_YOUR TASK_: Every line below that mentions the word "environnement" should be copied out.

## start MATERIALS PROVIDED

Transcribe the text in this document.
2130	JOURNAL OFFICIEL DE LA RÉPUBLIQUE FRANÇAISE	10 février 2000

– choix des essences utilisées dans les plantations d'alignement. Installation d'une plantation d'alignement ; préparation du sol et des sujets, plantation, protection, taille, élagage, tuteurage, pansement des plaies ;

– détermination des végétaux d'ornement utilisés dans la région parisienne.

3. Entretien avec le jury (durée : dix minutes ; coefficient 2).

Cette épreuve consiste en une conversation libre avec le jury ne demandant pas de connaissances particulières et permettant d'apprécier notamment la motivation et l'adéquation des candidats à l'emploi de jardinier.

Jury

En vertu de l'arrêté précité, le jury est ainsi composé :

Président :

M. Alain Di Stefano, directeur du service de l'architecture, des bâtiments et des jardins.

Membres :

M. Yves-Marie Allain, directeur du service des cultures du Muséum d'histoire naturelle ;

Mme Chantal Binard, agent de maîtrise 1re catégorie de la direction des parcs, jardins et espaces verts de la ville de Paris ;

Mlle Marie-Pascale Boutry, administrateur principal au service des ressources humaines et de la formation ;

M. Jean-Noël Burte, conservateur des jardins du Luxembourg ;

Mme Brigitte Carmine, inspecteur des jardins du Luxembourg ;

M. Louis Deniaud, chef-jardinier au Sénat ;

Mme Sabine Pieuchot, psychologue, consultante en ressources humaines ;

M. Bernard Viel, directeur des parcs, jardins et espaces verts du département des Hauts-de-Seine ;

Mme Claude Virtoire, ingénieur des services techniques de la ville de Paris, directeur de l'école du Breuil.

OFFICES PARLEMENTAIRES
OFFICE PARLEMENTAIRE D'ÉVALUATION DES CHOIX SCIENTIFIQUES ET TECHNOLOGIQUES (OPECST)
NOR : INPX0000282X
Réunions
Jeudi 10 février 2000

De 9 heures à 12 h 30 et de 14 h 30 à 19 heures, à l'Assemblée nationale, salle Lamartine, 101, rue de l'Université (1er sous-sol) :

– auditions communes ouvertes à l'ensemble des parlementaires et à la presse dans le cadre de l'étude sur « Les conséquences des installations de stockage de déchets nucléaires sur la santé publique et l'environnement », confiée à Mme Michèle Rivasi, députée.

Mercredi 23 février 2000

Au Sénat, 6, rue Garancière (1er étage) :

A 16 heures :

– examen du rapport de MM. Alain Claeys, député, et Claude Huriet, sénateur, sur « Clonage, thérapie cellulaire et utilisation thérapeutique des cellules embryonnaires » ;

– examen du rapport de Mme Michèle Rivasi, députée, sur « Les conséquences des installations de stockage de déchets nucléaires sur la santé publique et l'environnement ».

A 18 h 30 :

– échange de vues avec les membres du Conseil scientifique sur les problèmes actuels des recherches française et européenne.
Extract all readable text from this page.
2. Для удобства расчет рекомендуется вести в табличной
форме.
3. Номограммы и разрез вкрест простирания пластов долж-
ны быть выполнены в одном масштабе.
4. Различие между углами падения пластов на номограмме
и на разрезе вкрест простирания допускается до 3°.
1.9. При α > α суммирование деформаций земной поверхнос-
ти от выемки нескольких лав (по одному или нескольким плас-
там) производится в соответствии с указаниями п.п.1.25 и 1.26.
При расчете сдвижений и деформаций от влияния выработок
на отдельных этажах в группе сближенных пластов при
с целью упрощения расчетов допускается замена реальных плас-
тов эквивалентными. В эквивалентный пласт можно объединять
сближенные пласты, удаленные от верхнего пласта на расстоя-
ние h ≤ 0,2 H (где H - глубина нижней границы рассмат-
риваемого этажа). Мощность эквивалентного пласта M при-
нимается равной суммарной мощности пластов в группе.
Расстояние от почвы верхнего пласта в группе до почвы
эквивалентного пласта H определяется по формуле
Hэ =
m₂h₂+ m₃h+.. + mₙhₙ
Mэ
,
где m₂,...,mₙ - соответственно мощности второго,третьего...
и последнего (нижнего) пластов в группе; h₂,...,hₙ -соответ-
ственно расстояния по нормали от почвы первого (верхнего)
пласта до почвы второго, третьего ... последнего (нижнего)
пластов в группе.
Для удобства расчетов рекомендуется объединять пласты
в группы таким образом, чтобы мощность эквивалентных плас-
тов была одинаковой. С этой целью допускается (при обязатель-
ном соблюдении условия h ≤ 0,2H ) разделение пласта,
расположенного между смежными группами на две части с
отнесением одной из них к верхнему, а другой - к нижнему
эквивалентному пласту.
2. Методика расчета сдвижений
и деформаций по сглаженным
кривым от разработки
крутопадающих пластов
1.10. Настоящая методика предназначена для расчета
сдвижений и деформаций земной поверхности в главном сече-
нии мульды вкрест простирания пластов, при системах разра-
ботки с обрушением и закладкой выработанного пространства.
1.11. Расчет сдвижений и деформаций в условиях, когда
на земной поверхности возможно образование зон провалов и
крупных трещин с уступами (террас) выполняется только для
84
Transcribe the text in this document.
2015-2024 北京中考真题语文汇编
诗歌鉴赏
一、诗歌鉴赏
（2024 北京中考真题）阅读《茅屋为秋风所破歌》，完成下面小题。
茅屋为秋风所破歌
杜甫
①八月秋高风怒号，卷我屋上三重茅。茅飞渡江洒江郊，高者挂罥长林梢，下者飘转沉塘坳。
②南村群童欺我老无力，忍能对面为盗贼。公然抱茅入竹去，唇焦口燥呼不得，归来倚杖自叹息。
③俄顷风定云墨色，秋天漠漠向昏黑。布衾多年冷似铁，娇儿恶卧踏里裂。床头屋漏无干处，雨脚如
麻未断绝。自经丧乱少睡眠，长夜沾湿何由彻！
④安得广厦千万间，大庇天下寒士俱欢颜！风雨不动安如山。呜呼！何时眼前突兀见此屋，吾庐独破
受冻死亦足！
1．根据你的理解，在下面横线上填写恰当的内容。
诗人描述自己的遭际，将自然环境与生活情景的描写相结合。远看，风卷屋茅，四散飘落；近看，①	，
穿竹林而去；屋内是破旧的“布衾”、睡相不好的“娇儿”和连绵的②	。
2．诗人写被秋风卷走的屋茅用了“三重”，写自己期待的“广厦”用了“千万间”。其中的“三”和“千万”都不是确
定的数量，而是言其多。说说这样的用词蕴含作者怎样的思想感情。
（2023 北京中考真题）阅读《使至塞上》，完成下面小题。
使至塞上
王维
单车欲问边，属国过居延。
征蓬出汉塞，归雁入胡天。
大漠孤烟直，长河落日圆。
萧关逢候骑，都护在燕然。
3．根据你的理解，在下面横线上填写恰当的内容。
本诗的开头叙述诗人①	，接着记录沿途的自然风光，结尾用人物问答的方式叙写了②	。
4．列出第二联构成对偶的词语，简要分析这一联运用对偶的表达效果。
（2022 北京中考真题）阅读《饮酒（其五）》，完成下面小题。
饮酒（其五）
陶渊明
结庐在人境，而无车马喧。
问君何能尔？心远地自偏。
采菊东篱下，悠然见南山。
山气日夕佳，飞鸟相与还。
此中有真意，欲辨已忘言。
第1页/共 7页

## end MATERIALS PROVIDED

_FINISHED TASK_:
– auditions communes ouvertes à l'ensemble des parlementaires et à la presse dans le cadre de l'étude sur « Les conséquences des installations de stockage de déchets nucléaires sur la santé publique et l'environnement », confiée à Mme Michèle Rivasi, députée.
– examen du rapport de Mme Michèle Rivasi, députée, sur « Les conséquences des installations de stockage de déchets nucléaires sur la santé publique et l'environnement ».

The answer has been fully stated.